Do this:
Without including any images, reproduce each entry exactly.
-- start of Raw records --
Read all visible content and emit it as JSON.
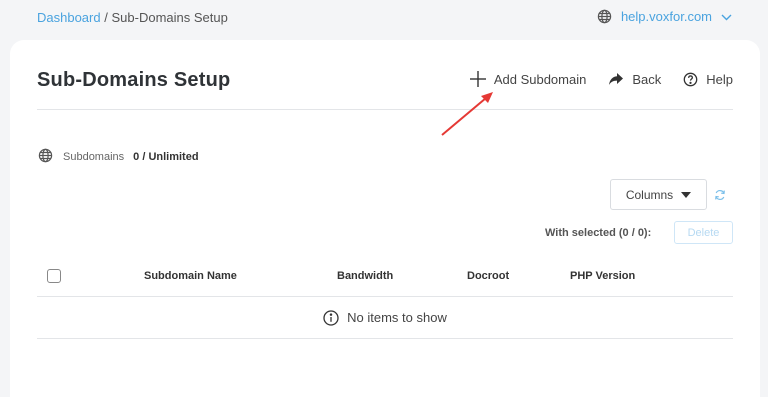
{
  "breadcrumb": {
    "home": "Dashboard",
    "separator": "/",
    "current": "Sub-Domains Setup"
  },
  "domain_picker": {
    "domain": "help.voxfor.com",
    "icon": "globe-icon",
    "dropdown_icon": "chevron-down-icon"
  },
  "page": {
    "title": "Sub-Domains Setup"
  },
  "actions": {
    "add": "Add Subdomain",
    "back": "Back",
    "help": "Help"
  },
  "counter": {
    "label": "Subdomains",
    "value": "0 / Unlimited"
  },
  "toolbar": {
    "columns": "Columns",
    "with_selected": "With selected (0 / 0):",
    "delete": "Delete"
  },
  "table": {
    "headers": [
      "Subdomain Name",
      "Bandwidth",
      "Docroot",
      "PHP Version"
    ],
    "empty_message": "No items to show"
  },
  "colors": {
    "accent": "#4aa3df",
    "annotation_arrow": "#e53935",
    "background": "#f4f5f7",
    "card": "#ffffff"
  }
}
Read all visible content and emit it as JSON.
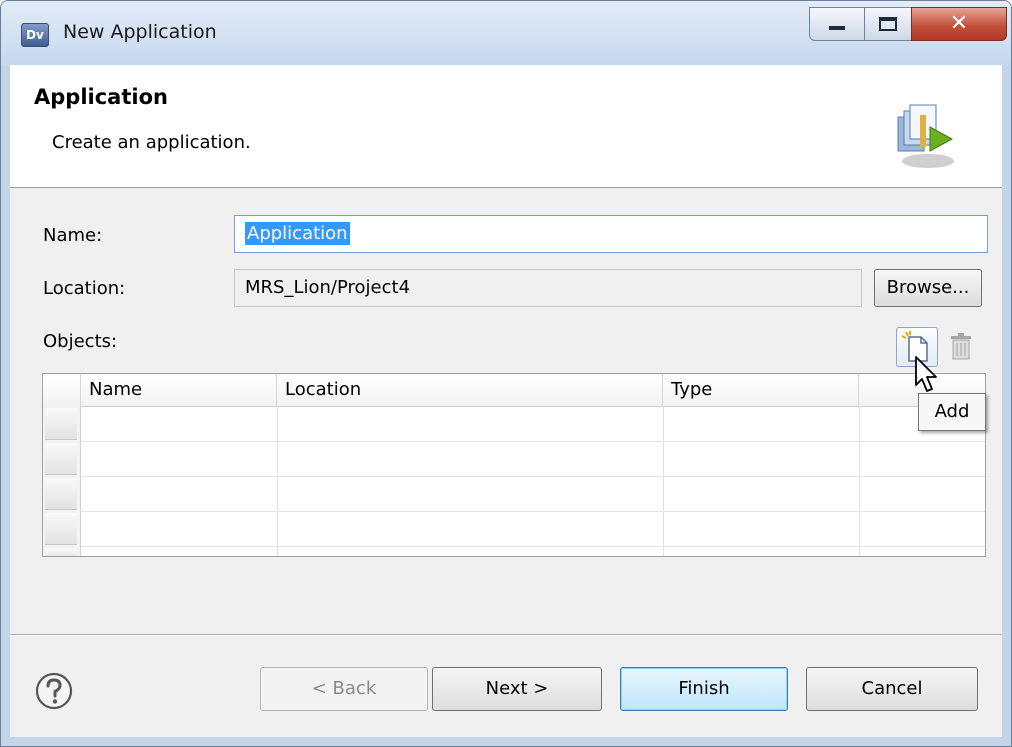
{
  "window": {
    "title": "New Application",
    "app_icon_text": "Dv"
  },
  "banner": {
    "title": "Application",
    "subtitle": "Create an application."
  },
  "form": {
    "name_label": "Name:",
    "name_value": "Application",
    "location_label": "Location:",
    "location_value": "MRS_Lion/Project4",
    "browse_label": "Browse...",
    "objects_label": "Objects:"
  },
  "objects_table": {
    "columns": [
      "Name",
      "Location",
      "Type"
    ],
    "rows": []
  },
  "tooltip": {
    "text": "Add"
  },
  "buttons": {
    "back": "< Back",
    "next": "Next >",
    "finish": "Finish",
    "cancel": "Cancel"
  }
}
-- end of Raw records --
Answer:
Read all visible content and emit it as JSON.
{
  "breadcrumb": {
    "home": "Dashboard",
    "separator": "/",
    "current": "Sub-Domains Setup"
  },
  "domain_picker": {
    "domain": "help.voxfor.com",
    "icon": "globe-icon",
    "dropdown_icon": "chevron-down-icon"
  },
  "page": {
    "title": "Sub-Domains Setup"
  },
  "actions": {
    "add": "Add Subdomain",
    "back": "Back",
    "help": "Help"
  },
  "counter": {
    "label": "Subdomains",
    "value": "0 / Unlimited"
  },
  "toolbar": {
    "columns": "Columns",
    "with_selected": "With selected (0 / 0):",
    "delete": "Delete"
  },
  "table": {
    "headers": [
      "Subdomain Name",
      "Bandwidth",
      "Docroot",
      "PHP Version"
    ],
    "empty_message": "No items to show"
  },
  "colors": {
    "accent": "#4aa3df",
    "annotation_arrow": "#e53935",
    "background": "#f4f5f7",
    "card": "#ffffff"
  }
}
Read all visible content and emit it as JSON.
{
  "window": {
    "title": "New Application",
    "app_icon_text": "Dv"
  },
  "banner": {
    "title": "Application",
    "subtitle": "Create an application."
  },
  "form": {
    "name_label": "Name:",
    "name_value": "Application",
    "location_label": "Location:",
    "location_value": "MRS_Lion/Project4",
    "browse_label": "Browse...",
    "objects_label": "Objects:"
  },
  "objects_table": {
    "columns": [
      "Name",
      "Location",
      "Type"
    ],
    "rows": []
  },
  "tooltip": {
    "text": "Add"
  },
  "buttons": {
    "back": "< Back",
    "next": "Next >",
    "finish": "Finish",
    "cancel": "Cancel"
  }
}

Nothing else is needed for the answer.